- Element location listings
** Start **

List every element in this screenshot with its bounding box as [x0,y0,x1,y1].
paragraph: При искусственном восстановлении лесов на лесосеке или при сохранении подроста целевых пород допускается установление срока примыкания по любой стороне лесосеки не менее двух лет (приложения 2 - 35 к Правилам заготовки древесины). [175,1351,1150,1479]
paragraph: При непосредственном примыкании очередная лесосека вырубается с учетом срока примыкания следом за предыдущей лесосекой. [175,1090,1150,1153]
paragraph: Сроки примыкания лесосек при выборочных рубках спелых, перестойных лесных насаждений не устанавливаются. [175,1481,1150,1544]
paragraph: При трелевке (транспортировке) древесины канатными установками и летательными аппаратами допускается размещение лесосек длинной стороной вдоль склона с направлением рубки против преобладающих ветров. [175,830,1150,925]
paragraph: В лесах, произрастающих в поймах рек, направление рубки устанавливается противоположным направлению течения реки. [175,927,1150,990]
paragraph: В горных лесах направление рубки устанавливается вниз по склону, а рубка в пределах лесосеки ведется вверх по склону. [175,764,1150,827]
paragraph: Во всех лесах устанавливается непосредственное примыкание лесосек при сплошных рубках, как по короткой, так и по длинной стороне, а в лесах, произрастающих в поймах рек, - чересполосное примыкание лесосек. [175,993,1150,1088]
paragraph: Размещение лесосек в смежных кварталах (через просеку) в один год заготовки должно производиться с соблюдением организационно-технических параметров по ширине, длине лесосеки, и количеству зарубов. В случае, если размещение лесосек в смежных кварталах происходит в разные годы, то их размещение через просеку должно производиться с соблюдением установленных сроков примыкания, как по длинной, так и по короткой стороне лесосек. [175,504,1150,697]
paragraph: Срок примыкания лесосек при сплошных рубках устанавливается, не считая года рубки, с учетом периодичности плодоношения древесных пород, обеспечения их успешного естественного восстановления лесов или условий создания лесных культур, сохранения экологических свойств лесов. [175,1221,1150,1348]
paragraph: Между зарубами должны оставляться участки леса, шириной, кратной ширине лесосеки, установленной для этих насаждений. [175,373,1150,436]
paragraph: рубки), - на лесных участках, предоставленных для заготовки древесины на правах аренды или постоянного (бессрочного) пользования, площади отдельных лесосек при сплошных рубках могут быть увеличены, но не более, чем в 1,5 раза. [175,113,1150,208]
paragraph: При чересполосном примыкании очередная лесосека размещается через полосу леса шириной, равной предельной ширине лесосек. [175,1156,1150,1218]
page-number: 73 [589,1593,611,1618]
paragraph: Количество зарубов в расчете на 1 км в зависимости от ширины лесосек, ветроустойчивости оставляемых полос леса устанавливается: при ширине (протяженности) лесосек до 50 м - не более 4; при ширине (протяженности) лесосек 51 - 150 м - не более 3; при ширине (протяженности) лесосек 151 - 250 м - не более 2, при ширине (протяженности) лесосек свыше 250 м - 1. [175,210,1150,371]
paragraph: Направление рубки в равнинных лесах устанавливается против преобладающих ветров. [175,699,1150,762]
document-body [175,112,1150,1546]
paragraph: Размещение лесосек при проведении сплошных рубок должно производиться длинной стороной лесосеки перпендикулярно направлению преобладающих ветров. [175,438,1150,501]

** End **

Reproduce the records above from their first line up to and including the line that contains "paragraph: Размещение лесосек в".

List every element in this screenshot with its bounding box as [x0,y0,x1,y1].
paragraph: При искусственном восстановлении лесов на лесосеке или при сохранении подроста целевых пород допускается установление срока примыкания по любой стороне лесосеки не менее двух лет (приложения 2 - 35 к Правилам заготовки древесины). [175,1351,1150,1479]
paragraph: При непосредственном примыкании очередная лесосека вырубается с учетом срока примыкания следом за предыдущей лесосекой. [175,1090,1150,1153]
paragraph: Сроки примыкания лесосек при выборочных рубках спелых, перестойных лесных насаждений не устанавливаются. [175,1481,1150,1544]
paragraph: При трелевке (транспортировке) древесины канатными установками и летательными аппаратами допускается размещение лесосек длинной стороной вдоль склона с направлением рубки против преобладающих ветров. [175,830,1150,925]
paragraph: В лесах, произрастающих в поймах рек, направление рубки устанавливается противоположным направлению течения реки. [175,927,1150,990]
paragraph: В горных лесах направление рубки устанавливается вниз по склону, а рубка в пределах лесосеки ведется вверх по склону. [175,764,1150,827]
paragraph: Во всех лесах устанавливается непосредственное примыкание лесосек при сплошных рубках, как по короткой, так и по длинной стороне, а в лесах, произрастающих в поймах рек, - чересполосное примыкание лесосек. [175,993,1150,1088]
paragraph: Размещение лесосек в смежных кварталах (через просеку) в один год заготовки должно производиться с соблюдением организационно-технических параметров по ширине, длине лесосеки, и количеству зарубов. В случае, если размещение лесосек в смежных кварталах происходит в разные годы, то их размещение через просеку должно производиться с соблюдением установленных сроков примыкания, как по длинной, так и по короткой стороне лесосек. [175,504,1150,697]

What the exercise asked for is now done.